> STATED PROBLEM
Copy the data word for word, from the line containing "index-entry [38, 161, 390, 188]" through the line containing "index-references: , 149. [504, 729, 563, 753]".

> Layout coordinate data
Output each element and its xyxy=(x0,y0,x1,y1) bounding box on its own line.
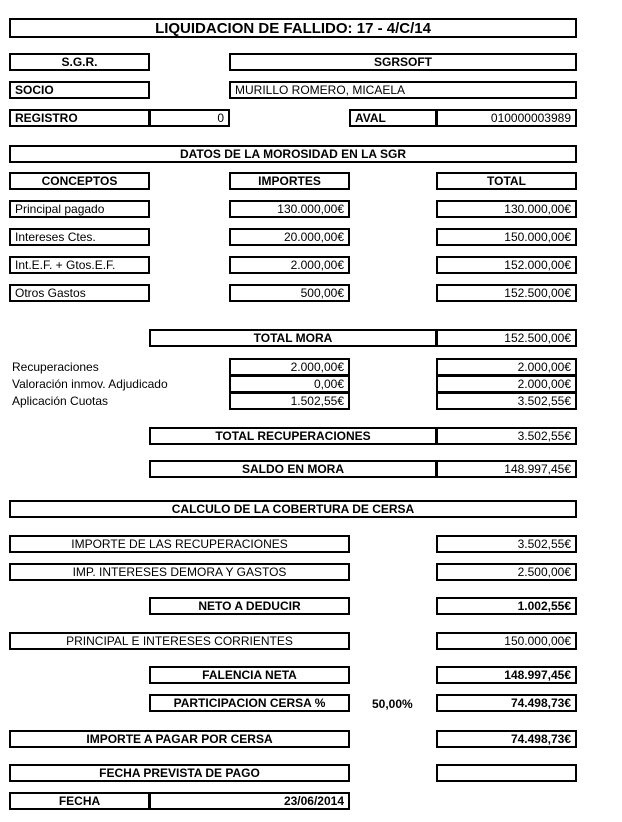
principal-intereses-value: 150.000,00€ xyxy=(436,632,577,650)
total-otros-gastos: 152.500,00€ xyxy=(436,284,577,302)
saldo-mora-value: 148.997,45€ xyxy=(436,460,577,478)
col-header-total: TOTAL xyxy=(436,172,577,190)
importe-recuperaciones-value: 3.502,55€ xyxy=(436,535,577,553)
neto-deducir-label: NETO A DEDUCIR xyxy=(149,597,350,615)
importe-otros-gastos: 500,00€ xyxy=(229,284,350,302)
registro-label: REGISTRO xyxy=(9,109,150,127)
total-mora-label: TOTAL MORA xyxy=(149,329,437,347)
total-mora-value: 152.500,00€ xyxy=(436,329,577,347)
col-header-conceptos: CONCEPTOS xyxy=(9,172,150,190)
aplicacion-cuotas-total: 3.502,55€ xyxy=(436,392,577,410)
fecha-prevista-label: FECHA PREVISTA DE PAGO xyxy=(9,764,350,782)
morosidad-section-title: DATOS DE LA MOROSIDAD EN LA SGR xyxy=(9,145,577,163)
aval-label: AVAL xyxy=(349,109,437,127)
valoracion-importe: 0,00€ xyxy=(229,375,350,393)
aplicacion-cuotas-label: Aplicación Cuotas xyxy=(12,394,109,408)
recuperaciones-total: 2.000,00€ xyxy=(436,358,577,376)
total-intereses-ctes: 150.000,00€ xyxy=(436,228,577,246)
participacion-value: 74.498,73€ xyxy=(436,694,577,712)
fecha-prevista-value xyxy=(436,764,577,782)
fecha-label: FECHA xyxy=(9,792,150,810)
sgr-value: SGRSOFT xyxy=(229,53,577,71)
total-recuperaciones-label: TOTAL RECUPERACIONES xyxy=(149,427,437,445)
recuperaciones-importe: 2.000,00€ xyxy=(229,358,350,376)
imp-intereses-value: 2.500,00€ xyxy=(436,563,577,581)
importe-pagar-value: 74.498,73€ xyxy=(436,730,577,748)
concepto-principal-pagado: Principal pagado xyxy=(9,200,150,218)
valoracion-total: 2.000,00€ xyxy=(436,375,577,393)
participacion-pct: 50,00% xyxy=(372,697,413,711)
col-header-importes: IMPORTES xyxy=(229,172,350,190)
falencia-neta-value: 148.997,45€ xyxy=(436,666,577,684)
concepto-intereses-ctes: Intereses Ctes. xyxy=(9,228,150,246)
principal-intereses-label: PRINCIPAL E INTERESES CORRIENTES xyxy=(9,632,350,650)
socio-value: MURILLO ROMERO, MICAELA xyxy=(229,81,577,99)
aval-value: 010000003989 xyxy=(436,109,577,127)
importe-intereses-ctes: 20.000,00€ xyxy=(229,228,350,246)
recuperaciones-label: Recuperaciones xyxy=(12,360,99,374)
falencia-neta-label: FALENCIA NETA xyxy=(149,666,350,684)
total-int-ef: 152.000,00€ xyxy=(436,256,577,274)
cobertura-section-title: CALCULO DE LA COBERTURA DE CERSA xyxy=(9,500,577,518)
valoracion-label: Valoración inmov. Adjudicado xyxy=(12,377,168,391)
neto-deducir-value: 1.002,55€ xyxy=(436,597,577,615)
importe-int-ef: 2.000,00€ xyxy=(229,256,350,274)
sgr-label: S.G.R. xyxy=(9,53,150,71)
concepto-int-ef: Int.E.F. + Gtos.E.F. xyxy=(9,256,150,274)
page-title: LIQUIDACION DE FALLIDO: 17 - 4/C/14 xyxy=(9,18,577,38)
importe-pagar-label: IMPORTE A PAGAR POR CERSA xyxy=(9,730,350,748)
importe-principal-pagado: 130.000,00€ xyxy=(229,200,350,218)
fecha-value: 23/06/2014 xyxy=(149,792,350,810)
participacion-label: PARTICIPACION CERSA % xyxy=(149,694,350,712)
registro-value: 0 xyxy=(149,109,230,127)
total-recuperaciones-value: 3.502,55€ xyxy=(436,427,577,445)
concepto-otros-gastos: Otros Gastos xyxy=(9,284,150,302)
saldo-mora-label: SALDO EN MORA xyxy=(149,460,437,478)
total-principal-pagado: 130.000,00€ xyxy=(436,200,577,218)
socio-label: SOCIO xyxy=(9,81,150,99)
imp-intereses-label: IMP. INTERESES DEMORA Y GASTOS xyxy=(9,563,350,581)
aplicacion-cuotas-importe: 1.502,55€ xyxy=(229,392,350,410)
importe-recuperaciones-label: IMPORTE DE LAS RECUPERACIONES xyxy=(9,535,350,553)
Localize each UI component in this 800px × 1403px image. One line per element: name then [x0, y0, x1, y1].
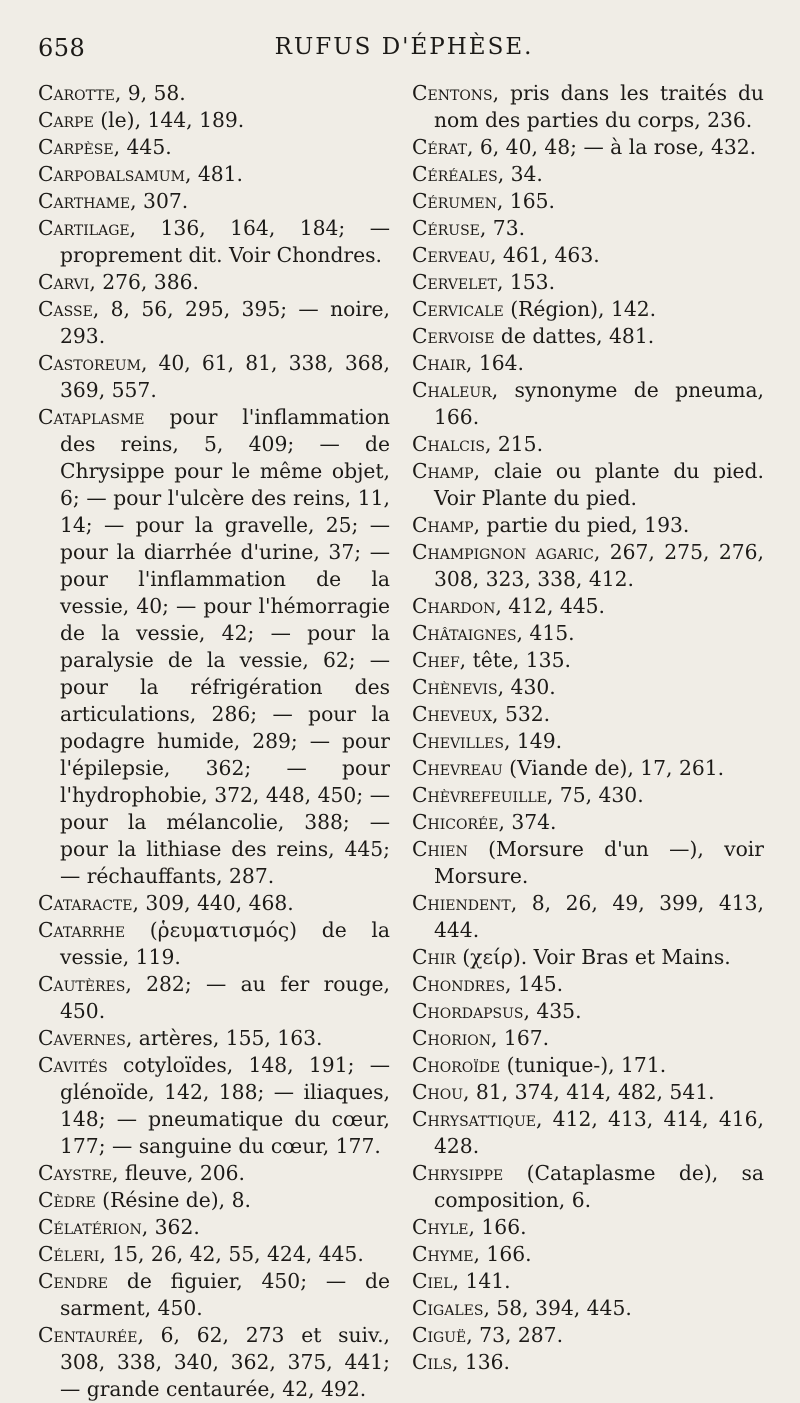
index-entry [38, 161, 390, 188]
index-entry [38, 404, 390, 890]
index-entry [412, 1052, 764, 1079]
index-entry [412, 1295, 764, 1322]
index-entry [38, 1052, 390, 1160]
index-entry [412, 1079, 764, 1106]
index-references: , 481. [184, 162, 243, 186]
index-references: , 149. [504, 729, 563, 753]
index-references: , 81, 374, 414, 482, 541. [463, 1080, 715, 1104]
index-entry [412, 134, 764, 161]
index-references: , 532. [492, 702, 551, 726]
index-term: Choroïde [412, 1053, 501, 1077]
index-entry [38, 296, 390, 350]
index-term: Cataracte [38, 891, 133, 915]
index-entry [412, 944, 764, 971]
index-entry [412, 215, 764, 242]
index-entry [412, 1322, 764, 1349]
index-term: Chordapsus [412, 999, 524, 1023]
index-entry [412, 647, 764, 674]
index-references: (tunique-), 171. [500, 1053, 667, 1077]
index-entry [412, 809, 764, 836]
index-term: Carotte [38, 81, 115, 105]
index-references: , claie ou plante du pied. Voir Plante du pied. [434, 459, 764, 510]
index-term: Chef [412, 648, 460, 672]
index-term: Chalcis [412, 432, 485, 456]
index-term: Casse [38, 297, 93, 321]
index-entry [412, 998, 764, 1025]
index-term: Chyme [412, 1242, 474, 1266]
index-entry [412, 1160, 764, 1214]
index-term: Ciguë [412, 1323, 467, 1347]
index-references: , 34. [497, 162, 543, 186]
index-entry [38, 1322, 390, 1403]
index-references: (Cataplasme de), sa composition, 6. [434, 1161, 764, 1212]
index-term: Carvi [38, 270, 90, 294]
index-entry [38, 1214, 390, 1241]
index-references: de dattes, 481. [494, 324, 655, 348]
index-term: Célatérion [38, 1215, 142, 1239]
index-term: Chair [412, 351, 466, 375]
index-references: , 267, 275, 276, 308, 323, 338, 412. [434, 540, 764, 591]
index-entry [412, 701, 764, 728]
index-entry [38, 917, 390, 971]
index-references: , 309, 440, 468. [132, 891, 294, 915]
index-references: , synonyme de pneuma, 166. [434, 378, 764, 429]
index-term: Cervoise [412, 324, 495, 348]
index-references: , 145. [505, 972, 564, 996]
index-term: Cils [412, 1350, 452, 1374]
page-header [38, 34, 770, 70]
index-entry [412, 377, 764, 431]
index-references: , 141. [452, 1269, 511, 1293]
running-title: RUFUS D'ÉPHÈSE. [274, 34, 534, 60]
index-entry [412, 728, 764, 755]
index-entry [38, 134, 390, 161]
index-references: , 6, 40, 48; — à la rose, 432. [466, 135, 757, 159]
index-references: , 40, 61, 81, 338, 368, 369, 557. [60, 351, 390, 402]
index-entry [412, 1268, 764, 1295]
index-references: , 167. [491, 1026, 550, 1050]
index-references: , 73. [479, 216, 526, 240]
index-references: , fleuve, 206. [112, 1161, 245, 1185]
index-entry [412, 1241, 764, 1268]
index-term: Cervelet [412, 270, 497, 294]
index-entry [412, 269, 764, 296]
index-entry [412, 350, 764, 377]
index-references: , 9, 58. [114, 81, 186, 105]
index-entry [38, 350, 390, 404]
index-entry [38, 107, 390, 134]
index-entry [38, 215, 390, 269]
index-term: Chevreau [412, 756, 503, 780]
index-entry [412, 539, 764, 593]
index-references: , 153. [496, 270, 556, 294]
index-references: de figuier, 450; — de sarment, 450. [60, 1269, 390, 1320]
index-references: , partie du pied, 193. [473, 513, 690, 537]
index-references: , 412, 413, 414, 416, 428. [434, 1107, 764, 1158]
index-references: , 136. [451, 1350, 510, 1374]
index-term: Carpèse [38, 135, 114, 159]
index-term: Carpobalsamum [38, 162, 185, 186]
index-references: , 445. [113, 135, 172, 159]
index-term: Chrysippe [412, 1161, 504, 1185]
page-number: 658 [38, 34, 86, 62]
index-term: Cataplasme [38, 405, 145, 429]
index-term: Champ [412, 459, 474, 483]
index-entry [412, 836, 764, 890]
index-entry [412, 620, 764, 647]
index-references: pour l'inflammation des reins, 5, 409; — de Chrysippe pour le même objet, 6; — pour l'ulcère des reins, 11, 14; — pour la gravelle, 25; — pour la diarrhée d'urine, 37; — pour l'inflammation de la vessie, 40; — pour l'hémorragie de la vessie, 42; — pour la paralysie de la vessie, 62; — pour la réfrigération des articulations, 286; — pour la podagre humide, 289; — pour l'épilepsie, 362; — pour l'hydrophobie, 372, 448, 450; — pour la mélancolie, 388; — pour la lithiase des reins, 445; — réchauffants, 287. [60, 405, 390, 888]
index-references: , 8, 56, 295, 395; — noire, 293. [60, 297, 390, 348]
index-references: , 374. [498, 810, 557, 834]
index-term: Châtaignes [412, 621, 517, 645]
index-entry [38, 1268, 390, 1322]
index-term: Cérumen [412, 189, 497, 213]
index-term: Chevilles [412, 729, 504, 753]
index-term: Chorion [412, 1026, 492, 1050]
index-references: , 435. [523, 999, 582, 1023]
index-term: Caystre [38, 1161, 112, 1185]
index-references: cotyloïdes, 148, 191; — glénoïde, 142, 188; — iliaques, 148; — pneumatique du cœur, 177; — sanguine du cœur, 177. [60, 1053, 390, 1158]
index-references: (ῥευματισμός) de la vessie, 119. [60, 918, 390, 969]
index-term: Chicorée [412, 810, 499, 834]
index-references: , 276, 386. [89, 270, 199, 294]
index-entry [412, 1106, 764, 1160]
index-references: , 8, 26, 49, 399, 413, 444. [434, 891, 764, 942]
index-term: Cendre [38, 1269, 108, 1293]
index-entry [38, 188, 390, 215]
index-entry [412, 782, 764, 809]
index-entry [38, 80, 390, 107]
index-references: , 166. [473, 1242, 532, 1266]
index-references: , tête, 135. [459, 648, 571, 672]
index-term: Ciel [412, 1269, 453, 1293]
index-references: , 415. [516, 621, 575, 645]
index-term: Chou [412, 1080, 464, 1104]
index-entry [412, 1349, 764, 1376]
index-term: Cèdre [38, 1188, 96, 1212]
index-term: Chardon [412, 594, 496, 618]
index-entry [38, 1241, 390, 1268]
index-term: Chien [412, 837, 468, 861]
index-references: , 461, 463. [490, 243, 600, 267]
index-references: (le), 144, 189. [93, 108, 245, 132]
index-references: (Résine de), 8. [95, 1188, 251, 1212]
index-entry [412, 296, 764, 323]
index-entry [38, 971, 390, 1025]
index-column-right [412, 80, 764, 1376]
index-term: Céleri [38, 1242, 100, 1266]
index-references: , 136, 164, 184; — proprement dit. Voir Chondres. [60, 216, 390, 267]
index-references: (Région), 142. [503, 297, 657, 321]
index-entry [38, 1187, 390, 1214]
index-term: Champignon agaric [412, 540, 594, 564]
index-term: Champ [412, 513, 474, 537]
index-references: , 6, 62, 273 et suiv., 308, 338, 340, 362, 375, 441; — grande centaurée, 42, 492. [60, 1323, 390, 1401]
index-term: Castoreum [38, 351, 141, 375]
index-entry [38, 1160, 390, 1187]
index-entry [412, 1214, 764, 1241]
index-entry [38, 1025, 390, 1052]
index-references: , 165. [496, 189, 555, 213]
index-entry [412, 323, 764, 350]
index-term: Chiendent [412, 891, 511, 915]
index-entry [412, 431, 764, 458]
index-term: Cavernes [38, 1026, 126, 1050]
index-references: , 58, 394, 445. [483, 1296, 632, 1320]
index-references: , 215. [484, 432, 544, 456]
index-entry [412, 971, 764, 998]
index-references: , 73, 287. [466, 1323, 564, 1347]
index-term: Cartilage [38, 216, 130, 240]
index-term: Catarrhe [38, 918, 126, 942]
index-term: Cavités [38, 1053, 108, 1077]
index-term: Céréales [412, 162, 498, 186]
index-entry [412, 188, 764, 215]
index-term: Cervicale [412, 297, 504, 321]
index-term: Chènevis [412, 675, 498, 699]
index-term: Cigales [412, 1296, 484, 1320]
index-term: Cautères [38, 972, 126, 996]
index-term: Céruse [412, 216, 480, 240]
index-references: (Morsure d'un —), voir Morsure. [434, 837, 764, 888]
index-term: Chir [412, 945, 456, 969]
index-references: , 430. [497, 675, 556, 699]
index-column-left [38, 80, 390, 1403]
index-entry [412, 80, 764, 134]
index-references: , 166. [468, 1215, 527, 1239]
index-entry [412, 161, 764, 188]
index-term: Carthame [38, 189, 131, 213]
index-entry [412, 458, 764, 512]
index-entry [412, 512, 764, 539]
index-entry [412, 593, 764, 620]
index-references: , 15, 26, 42, 55, 424, 445. [99, 1242, 364, 1266]
index-references: , 282; — au fer rouge, 450. [60, 972, 390, 1023]
index-entry [412, 674, 764, 701]
index-entry [38, 890, 390, 917]
index-references: (Viande de), 17, 261. [502, 756, 725, 780]
index-term: Centaurée [38, 1323, 138, 1347]
index-references: , 412, 445. [495, 594, 605, 618]
index-references: (χείρ). Voir Bras et Mains. [455, 945, 731, 969]
index-references: , 307. [130, 189, 189, 213]
index-term: Chèvrefeuille [412, 783, 547, 807]
index-term: Carpe [38, 108, 94, 132]
index-term: Chaleur [412, 378, 492, 402]
index-term: Cheveux [412, 702, 493, 726]
index-entry [412, 242, 764, 269]
index-entry [412, 890, 764, 944]
index-references: , 362. [141, 1215, 200, 1239]
index-references: , artères, 155, 163. [125, 1026, 323, 1050]
index-references: , 164. [465, 351, 524, 375]
index-term: Cerveau [412, 243, 491, 267]
index-references: , pris dans les traités du nom des parties du corps, 236. [434, 81, 764, 132]
index-entry [412, 755, 764, 782]
index-term: Chrysattique [412, 1107, 536, 1131]
index-entry [38, 269, 390, 296]
index-entry [412, 1025, 764, 1052]
index-term: Chyle [412, 1215, 469, 1239]
index-term: Chondres [412, 972, 506, 996]
index-term: Cérat [412, 135, 467, 159]
index-references: , 75, 430. [546, 783, 644, 807]
index-term: Centons [412, 81, 493, 105]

> THE SOLUTION
index-entry [38, 161, 390, 188]
index-entry [38, 404, 390, 890]
index-entry [412, 1052, 764, 1079]
index-entry [412, 1295, 764, 1322]
index-entry [38, 1052, 390, 1160]
index-entry [412, 1079, 764, 1106]
index-references: , 481. [184, 162, 243, 186]
index-references: , 149. [504, 729, 563, 753]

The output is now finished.